**Written task**
Go through the data below. Pull out every line that has the word "label".

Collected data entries
BEGIN

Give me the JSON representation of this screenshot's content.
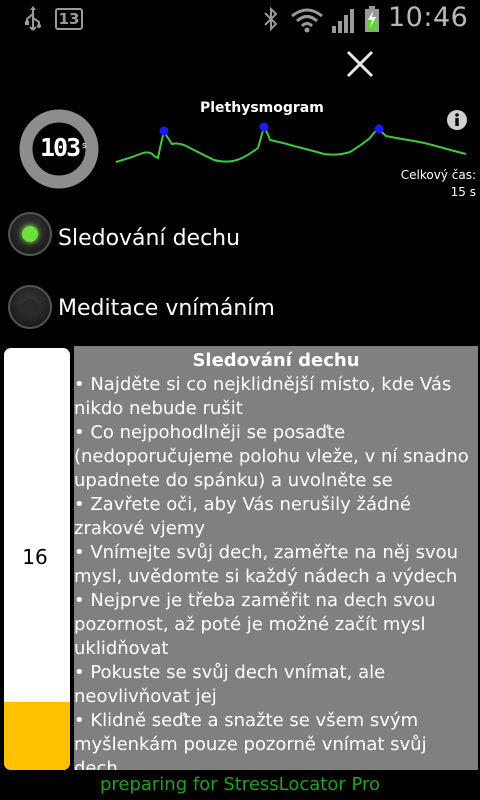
{
  "status_bar": {
    "time": "10:46",
    "notification_count": "13",
    "icons": [
      "usb-icon",
      "notification-badge",
      "bluetooth-icon",
      "wifi-icon",
      "signal-icon",
      "battery-charging-icon"
    ]
  },
  "timer": {
    "value": "103",
    "unit": "s"
  },
  "plethysmogram": {
    "title": "Plethysmogram",
    "line_color": "#3ec93e",
    "peak_color": "#1a1aff"
  },
  "total_time": {
    "label": "Celkový čas:",
    "value": "15 s"
  },
  "modes": [
    {
      "label": "Sledování dechu",
      "selected": true
    },
    {
      "label": "Meditace vnímáním",
      "selected": false
    }
  ],
  "gauge": {
    "value": "16",
    "fill_color": "#ffc000",
    "fill_fraction": 0.16
  },
  "instructions": {
    "title": "Sledování dechu",
    "items": [
      "• Najděte si co nejklidnější místo, kde Vás nikdo nebude rušit",
      " • Co nejpohodlněji se posaďte (nedoporučujeme polohu vleže, v ní snadno upadnete do spánku) a uvolněte se",
      " • Zavřete oči, aby Vás nerušily žádné zrakové vjemy",
      " • Vnímejte svůj dech, zaměřte na něj svou mysl, uvědomte si každý nádech a výdech",
      " • Nejprve je třeba zaměřit na dech svou pozornost, až poté je možné začít mysl uklidňovat",
      " • Pokuste se svůj dech vnímat, ale neovlivňovat jej",
      " • Klidně seďte a snažte se všem svým myšlenkám pouze pozorně vnímat svůj dech"
    ]
  },
  "footer": {
    "text": "preparing for StressLocator Pro"
  }
}
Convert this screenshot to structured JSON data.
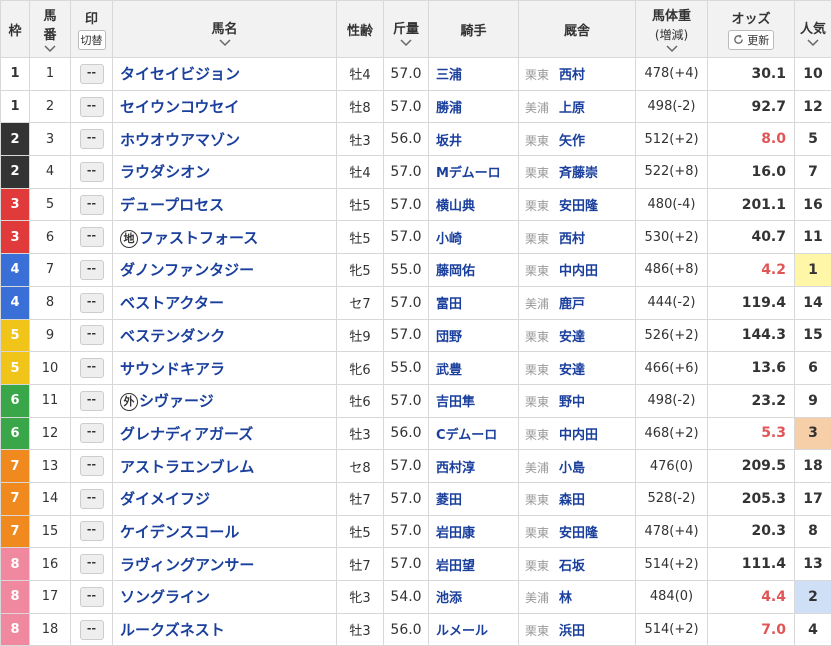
{
  "header": {
    "waku": "枠",
    "umaban_top": "馬",
    "umaban_bottom": "番",
    "mark": "印",
    "mark_toggle": "切替",
    "horse_name": "馬名",
    "sex_age": "性齢",
    "kinryo": "斤量",
    "jockey": "騎手",
    "stable": "厩舎",
    "body_weight": "馬体重",
    "body_weight_sub": "(増減)",
    "odds": "オッズ",
    "refresh": "更新",
    "popularity": "人気"
  },
  "mark_placeholder": "--",
  "colors": {
    "waku": {
      "1": "#ffffff",
      "2": "#333333",
      "3": "#e03a3a",
      "4": "#3a6fd8",
      "5": "#f0c419",
      "6": "#3aa64a",
      "7": "#f08a1e",
      "8": "#f088a0"
    },
    "name_blue": "#1a3f9c",
    "odds_red": "#e05555",
    "ninki1_bg": "#fff6a8",
    "ninki2_bg": "#cfe0f6",
    "ninki3_bg": "#f6cfa8"
  },
  "rows": [
    {
      "waku": "1",
      "umaban": "1",
      "name": "タイセイビジョン",
      "badge": "",
      "sex_age": "牡4",
      "weight": "57.0",
      "jockey": "三浦",
      "region": "栗東",
      "trainer": "西村",
      "bw": "478(+4)",
      "odds": "30.1",
      "hot": false,
      "ninki": "10"
    },
    {
      "waku": "1",
      "umaban": "2",
      "name": "セイウンコウセイ",
      "badge": "",
      "sex_age": "牡8",
      "weight": "57.0",
      "jockey": "勝浦",
      "region": "美浦",
      "trainer": "上原",
      "bw": "498(-2)",
      "odds": "92.7",
      "hot": false,
      "ninki": "12"
    },
    {
      "waku": "2",
      "umaban": "3",
      "name": "ホウオウアマゾン",
      "badge": "",
      "sex_age": "牡3",
      "weight": "56.0",
      "jockey": "坂井",
      "region": "栗東",
      "trainer": "矢作",
      "bw": "512(+2)",
      "odds": "8.0",
      "hot": true,
      "ninki": "5"
    },
    {
      "waku": "2",
      "umaban": "4",
      "name": "ラウダシオン",
      "badge": "",
      "sex_age": "牡4",
      "weight": "57.0",
      "jockey": "Mデムーロ",
      "region": "栗東",
      "trainer": "斉藤崇",
      "bw": "522(+8)",
      "odds": "16.0",
      "hot": false,
      "ninki": "7"
    },
    {
      "waku": "3",
      "umaban": "5",
      "name": "デュープロセス",
      "badge": "",
      "sex_age": "牡5",
      "weight": "57.0",
      "jockey": "横山典",
      "region": "栗東",
      "trainer": "安田隆",
      "bw": "480(-4)",
      "odds": "201.1",
      "hot": false,
      "ninki": "16"
    },
    {
      "waku": "3",
      "umaban": "6",
      "name": "ファストフォース",
      "badge": "地",
      "sex_age": "牡5",
      "weight": "57.0",
      "jockey": "小崎",
      "region": "栗東",
      "trainer": "西村",
      "bw": "530(+2)",
      "odds": "40.7",
      "hot": false,
      "ninki": "11"
    },
    {
      "waku": "4",
      "umaban": "7",
      "name": "ダノンファンタジー",
      "badge": "",
      "sex_age": "牝5",
      "weight": "55.0",
      "jockey": "藤岡佑",
      "region": "栗東",
      "trainer": "中内田",
      "bw": "486(+8)",
      "odds": "4.2",
      "hot": true,
      "ninki": "1"
    },
    {
      "waku": "4",
      "umaban": "8",
      "name": "ベストアクター",
      "badge": "",
      "sex_age": "セ7",
      "weight": "57.0",
      "jockey": "富田",
      "region": "美浦",
      "trainer": "鹿戸",
      "bw": "444(-2)",
      "odds": "119.4",
      "hot": false,
      "ninki": "14"
    },
    {
      "waku": "5",
      "umaban": "9",
      "name": "ベステンダンク",
      "badge": "",
      "sex_age": "牡9",
      "weight": "57.0",
      "jockey": "団野",
      "region": "栗東",
      "trainer": "安達",
      "bw": "526(+2)",
      "odds": "144.3",
      "hot": false,
      "ninki": "15"
    },
    {
      "waku": "5",
      "umaban": "10",
      "name": "サウンドキアラ",
      "badge": "",
      "sex_age": "牝6",
      "weight": "55.0",
      "jockey": "武豊",
      "region": "栗東",
      "trainer": "安達",
      "bw": "466(+6)",
      "odds": "13.6",
      "hot": false,
      "ninki": "6"
    },
    {
      "waku": "6",
      "umaban": "11",
      "name": "シヴァージ",
      "badge": "外",
      "sex_age": "牡6",
      "weight": "57.0",
      "jockey": "吉田隼",
      "region": "栗東",
      "trainer": "野中",
      "bw": "498(-2)",
      "odds": "23.2",
      "hot": false,
      "ninki": "9"
    },
    {
      "waku": "6",
      "umaban": "12",
      "name": "グレナディアガーズ",
      "badge": "",
      "sex_age": "牡3",
      "weight": "56.0",
      "jockey": "Cデムーロ",
      "region": "栗東",
      "trainer": "中内田",
      "bw": "468(+2)",
      "odds": "5.3",
      "hot": true,
      "ninki": "3"
    },
    {
      "waku": "7",
      "umaban": "13",
      "name": "アストラエンブレム",
      "badge": "",
      "sex_age": "セ8",
      "weight": "57.0",
      "jockey": "西村淳",
      "region": "美浦",
      "trainer": "小島",
      "bw": "476(0)",
      "odds": "209.5",
      "hot": false,
      "ninki": "18"
    },
    {
      "waku": "7",
      "umaban": "14",
      "name": "ダイメイフジ",
      "badge": "",
      "sex_age": "牡7",
      "weight": "57.0",
      "jockey": "菱田",
      "region": "栗東",
      "trainer": "森田",
      "bw": "528(-2)",
      "odds": "205.3",
      "hot": false,
      "ninki": "17"
    },
    {
      "waku": "7",
      "umaban": "15",
      "name": "ケイデンスコール",
      "badge": "",
      "sex_age": "牡5",
      "weight": "57.0",
      "jockey": "岩田康",
      "region": "栗東",
      "trainer": "安田隆",
      "bw": "478(+4)",
      "odds": "20.3",
      "hot": false,
      "ninki": "8"
    },
    {
      "waku": "8",
      "umaban": "16",
      "name": "ラヴィングアンサー",
      "badge": "",
      "sex_age": "牡7",
      "weight": "57.0",
      "jockey": "岩田望",
      "region": "栗東",
      "trainer": "石坂",
      "bw": "514(+2)",
      "odds": "111.4",
      "hot": false,
      "ninki": "13"
    },
    {
      "waku": "8",
      "umaban": "17",
      "name": "ソングライン",
      "badge": "",
      "sex_age": "牝3",
      "weight": "54.0",
      "jockey": "池添",
      "region": "美浦",
      "trainer": "林",
      "bw": "484(0)",
      "odds": "4.4",
      "hot": true,
      "ninki": "2"
    },
    {
      "waku": "8",
      "umaban": "18",
      "name": "ルークズネスト",
      "badge": "",
      "sex_age": "牡3",
      "weight": "56.0",
      "jockey": "ルメール",
      "region": "栗東",
      "trainer": "浜田",
      "bw": "514(+2)",
      "odds": "7.0",
      "hot": true,
      "ninki": "4"
    }
  ]
}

END

**Answer to the problem**
    "label": "Celkový čas:",
      "label": "Sledování dechu",
      "label": "Meditace vnímáním",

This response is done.